**What you are asked to do**
Set the listing down again in full, word for word, with the pictures left out.
─── Exercise data ───
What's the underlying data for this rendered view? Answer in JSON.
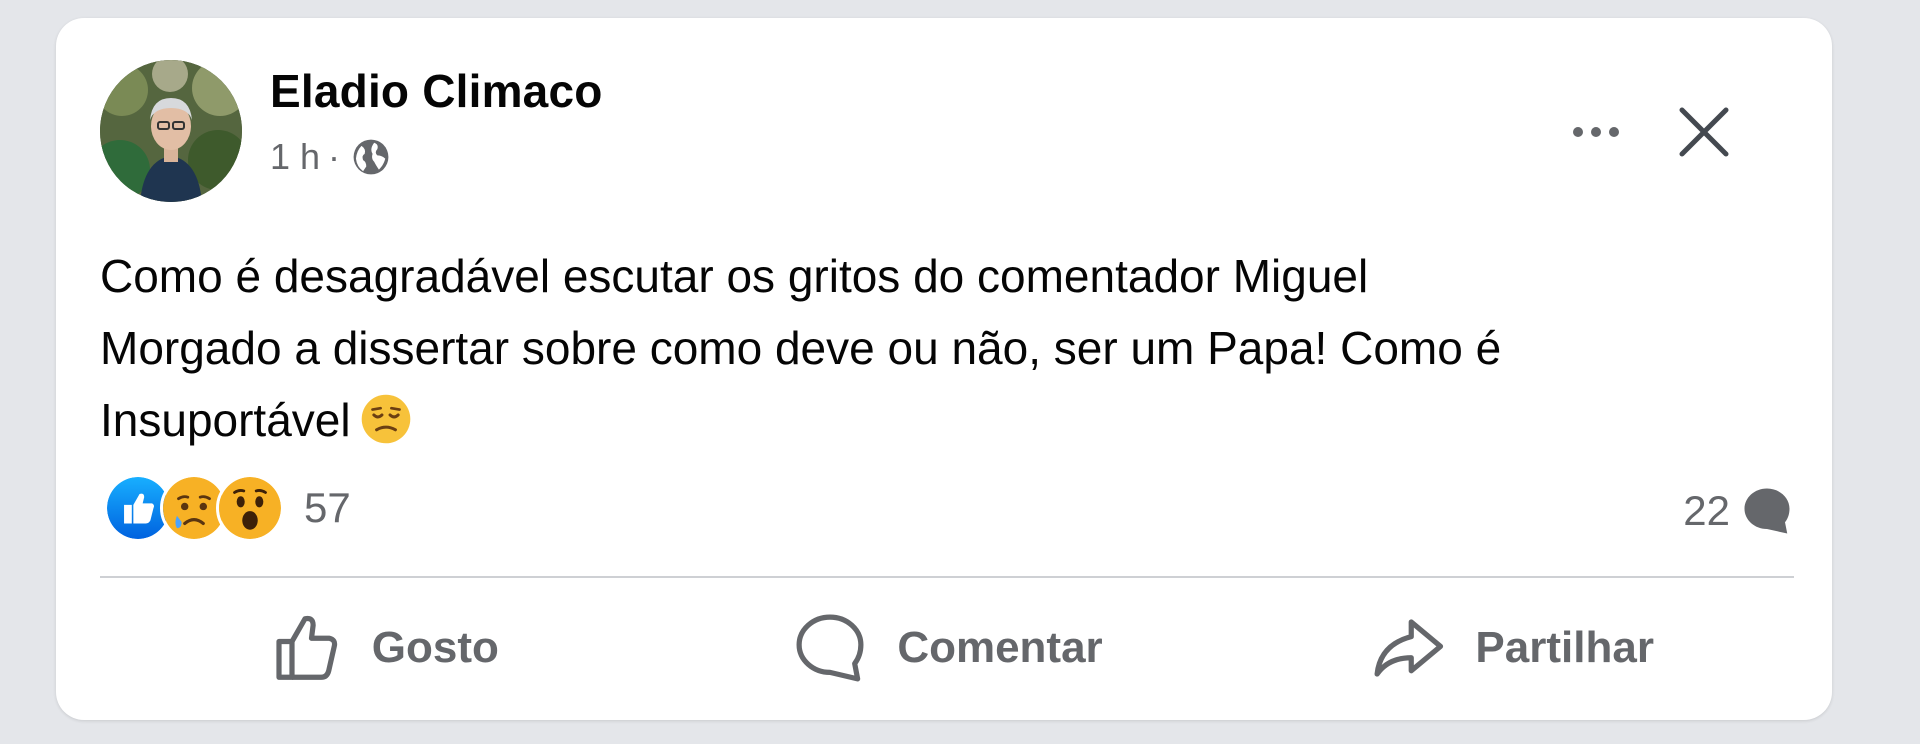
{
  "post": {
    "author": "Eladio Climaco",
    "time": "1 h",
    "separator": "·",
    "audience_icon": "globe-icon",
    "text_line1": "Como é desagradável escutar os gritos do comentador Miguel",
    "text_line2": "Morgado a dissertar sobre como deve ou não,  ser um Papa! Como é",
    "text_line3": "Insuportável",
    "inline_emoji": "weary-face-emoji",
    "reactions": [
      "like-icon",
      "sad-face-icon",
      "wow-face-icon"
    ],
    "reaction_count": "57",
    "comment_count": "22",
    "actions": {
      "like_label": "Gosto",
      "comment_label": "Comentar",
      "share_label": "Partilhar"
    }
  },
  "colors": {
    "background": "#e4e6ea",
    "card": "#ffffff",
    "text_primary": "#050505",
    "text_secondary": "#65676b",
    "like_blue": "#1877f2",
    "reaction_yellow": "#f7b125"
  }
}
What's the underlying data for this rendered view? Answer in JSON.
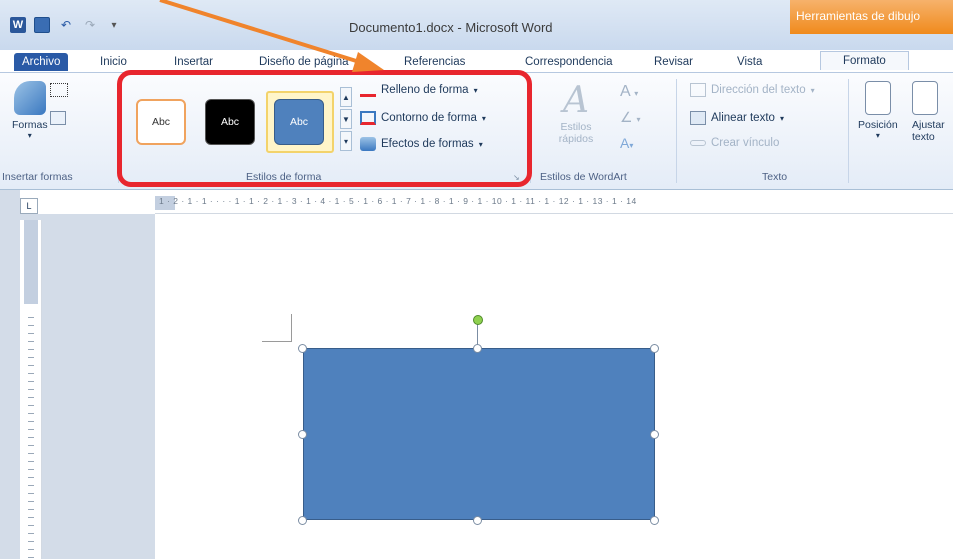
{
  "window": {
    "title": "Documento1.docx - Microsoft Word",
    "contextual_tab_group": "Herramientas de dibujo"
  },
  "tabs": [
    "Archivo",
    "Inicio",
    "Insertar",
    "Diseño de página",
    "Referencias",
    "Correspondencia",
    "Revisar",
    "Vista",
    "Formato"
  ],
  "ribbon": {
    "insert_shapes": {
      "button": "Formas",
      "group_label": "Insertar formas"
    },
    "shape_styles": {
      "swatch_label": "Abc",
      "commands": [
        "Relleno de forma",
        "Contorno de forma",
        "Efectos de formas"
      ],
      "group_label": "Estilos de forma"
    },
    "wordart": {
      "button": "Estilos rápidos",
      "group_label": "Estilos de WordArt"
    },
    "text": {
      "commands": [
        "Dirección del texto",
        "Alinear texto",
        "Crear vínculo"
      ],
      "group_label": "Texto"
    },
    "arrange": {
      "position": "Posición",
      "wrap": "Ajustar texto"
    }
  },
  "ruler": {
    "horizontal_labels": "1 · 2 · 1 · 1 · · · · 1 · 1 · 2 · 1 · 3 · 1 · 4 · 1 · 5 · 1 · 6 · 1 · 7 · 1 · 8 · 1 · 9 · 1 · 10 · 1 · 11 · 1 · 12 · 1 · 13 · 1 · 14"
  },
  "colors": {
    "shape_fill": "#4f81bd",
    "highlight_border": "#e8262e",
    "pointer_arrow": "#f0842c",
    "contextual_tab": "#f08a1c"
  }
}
───
**Written reply**
What's the underlying data for this rendered view? Answer in JSON.
{
  "post": {
    "author": "Eladio Climaco",
    "time": "1 h",
    "separator": "·",
    "audience_icon": "globe-icon",
    "text_line1": "Como é desagradável escutar os gritos do comentador Miguel",
    "text_line2": "Morgado a dissertar sobre como deve ou não,  ser um Papa! Como é",
    "text_line3": "Insuportável",
    "inline_emoji": "weary-face-emoji",
    "reactions": [
      "like-icon",
      "sad-face-icon",
      "wow-face-icon"
    ],
    "reaction_count": "57",
    "comment_count": "22",
    "actions": {
      "like_label": "Gosto",
      "comment_label": "Comentar",
      "share_label": "Partilhar"
    }
  },
  "colors": {
    "background": "#e4e6ea",
    "card": "#ffffff",
    "text_primary": "#050505",
    "text_secondary": "#65676b",
    "like_blue": "#1877f2",
    "reaction_yellow": "#f7b125"
  }
}
What's the underlying data for this rendered view? Answer in JSON.
{
  "window": {
    "title": "Documento1.docx - Microsoft Word",
    "contextual_tab_group": "Herramientas de dibujo"
  },
  "tabs": [
    "Archivo",
    "Inicio",
    "Insertar",
    "Diseño de página",
    "Referencias",
    "Correspondencia",
    "Revisar",
    "Vista",
    "Formato"
  ],
  "ribbon": {
    "insert_shapes": {
      "button": "Formas",
      "group_label": "Insertar formas"
    },
    "shape_styles": {
      "swatch_label": "Abc",
      "commands": [
        "Relleno de forma",
        "Contorno de forma",
        "Efectos de formas"
      ],
      "group_label": "Estilos de forma"
    },
    "wordart": {
      "button": "Estilos rápidos",
      "group_label": "Estilos de WordArt"
    },
    "text": {
      "commands": [
        "Dirección del texto",
        "Alinear texto",
        "Crear vínculo"
      ],
      "group_label": "Texto"
    },
    "arrange": {
      "position": "Posición",
      "wrap": "Ajustar texto"
    }
  },
  "ruler": {
    "horizontal_labels": "1 · 2 · 1 · 1 · · · · 1 · 1 · 2 · 1 · 3 · 1 · 4 · 1 · 5 · 1 · 6 · 1 · 7 · 1 · 8 · 1 · 9 · 1 · 10 · 1 · 11 · 1 · 12 · 1 · 13 · 1 · 14"
  },
  "colors": {
    "shape_fill": "#4f81bd",
    "highlight_border": "#e8262e",
    "pointer_arrow": "#f0842c",
    "contextual_tab": "#f08a1c"
  }
}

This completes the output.